Data records
— Start —

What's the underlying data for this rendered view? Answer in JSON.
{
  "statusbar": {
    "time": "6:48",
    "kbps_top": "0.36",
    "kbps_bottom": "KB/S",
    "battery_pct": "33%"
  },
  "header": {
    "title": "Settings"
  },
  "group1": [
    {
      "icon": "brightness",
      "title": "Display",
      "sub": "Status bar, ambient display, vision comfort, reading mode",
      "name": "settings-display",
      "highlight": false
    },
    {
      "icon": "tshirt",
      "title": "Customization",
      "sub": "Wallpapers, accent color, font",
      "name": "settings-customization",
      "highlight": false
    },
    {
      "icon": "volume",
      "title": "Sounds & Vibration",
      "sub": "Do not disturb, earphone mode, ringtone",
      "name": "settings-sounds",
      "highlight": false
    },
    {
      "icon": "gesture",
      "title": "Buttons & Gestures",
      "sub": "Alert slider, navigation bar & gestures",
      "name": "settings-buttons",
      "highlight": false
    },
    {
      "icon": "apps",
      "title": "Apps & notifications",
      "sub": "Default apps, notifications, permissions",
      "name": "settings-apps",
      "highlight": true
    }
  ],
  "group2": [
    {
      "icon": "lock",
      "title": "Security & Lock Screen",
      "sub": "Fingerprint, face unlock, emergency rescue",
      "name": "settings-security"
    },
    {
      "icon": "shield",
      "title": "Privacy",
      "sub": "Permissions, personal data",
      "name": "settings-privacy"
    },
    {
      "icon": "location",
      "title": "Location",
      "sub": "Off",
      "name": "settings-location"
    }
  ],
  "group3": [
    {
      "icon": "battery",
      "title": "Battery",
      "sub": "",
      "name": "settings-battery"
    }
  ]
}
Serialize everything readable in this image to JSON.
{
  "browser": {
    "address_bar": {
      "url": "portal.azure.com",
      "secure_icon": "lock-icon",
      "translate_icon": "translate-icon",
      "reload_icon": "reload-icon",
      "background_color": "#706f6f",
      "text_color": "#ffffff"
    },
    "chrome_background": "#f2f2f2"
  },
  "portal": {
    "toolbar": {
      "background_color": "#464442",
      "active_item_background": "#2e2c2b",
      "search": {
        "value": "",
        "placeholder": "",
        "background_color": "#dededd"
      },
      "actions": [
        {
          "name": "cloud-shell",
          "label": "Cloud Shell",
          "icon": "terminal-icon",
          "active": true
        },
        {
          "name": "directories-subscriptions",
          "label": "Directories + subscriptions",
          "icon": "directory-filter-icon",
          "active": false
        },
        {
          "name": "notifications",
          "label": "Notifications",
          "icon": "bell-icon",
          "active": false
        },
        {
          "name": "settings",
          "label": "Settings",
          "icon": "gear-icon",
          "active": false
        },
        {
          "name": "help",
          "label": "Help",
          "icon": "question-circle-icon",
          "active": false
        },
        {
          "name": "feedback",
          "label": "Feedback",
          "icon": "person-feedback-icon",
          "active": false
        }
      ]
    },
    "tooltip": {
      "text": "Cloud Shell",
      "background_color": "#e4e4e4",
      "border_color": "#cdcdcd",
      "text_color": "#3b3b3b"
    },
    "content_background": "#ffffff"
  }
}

— End —

TASK OBJECTIVE: In the records above, find the line containing "Serialize everything readable"; please retype it and every line after it through the last line, exactly and with nothing else.

RESPONSE TO THE TASK:
Serialize everything readable in this image to JSON.
{
  "browser": {
    "address_bar": {
      "url": "portal.azure.com",
      "secure_icon": "lock-icon",
      "translate_icon": "translate-icon",
      "reload_icon": "reload-icon",
      "background_color": "#706f6f",
      "text_color": "#ffffff"
    },
    "chrome_background": "#f2f2f2"
  },
  "portal": {
    "toolbar": {
      "background_color": "#464442",
      "active_item_background": "#2e2c2b",
      "search": {
        "value": "",
        "placeholder": "",
        "background_color": "#dededd"
      },
      "actions": [
        {
          "name": "cloud-shell",
          "label": "Cloud Shell",
          "icon": "terminal-icon",
          "active": true
        },
        {
          "name": "directories-subscriptions",
          "label": "Directories + subscriptions",
          "icon": "directory-filter-icon",
          "active": false
        },
        {
          "name": "notifications",
          "label": "Notifications",
          "icon": "bell-icon",
          "active": false
        },
        {
          "name": "settings",
          "label": "Settings",
          "icon": "gear-icon",
          "active": false
        },
        {
          "name": "help",
          "label": "Help",
          "icon": "question-circle-icon",
          "active": false
        },
        {
          "name": "feedback",
          "label": "Feedback",
          "icon": "person-feedback-icon",
          "active": false
        }
      ]
    },
    "tooltip": {
      "text": "Cloud Shell",
      "background_color": "#e4e4e4",
      "border_color": "#cdcdcd",
      "text_color": "#3b3b3b"
    },
    "content_background": "#ffffff"
  }
}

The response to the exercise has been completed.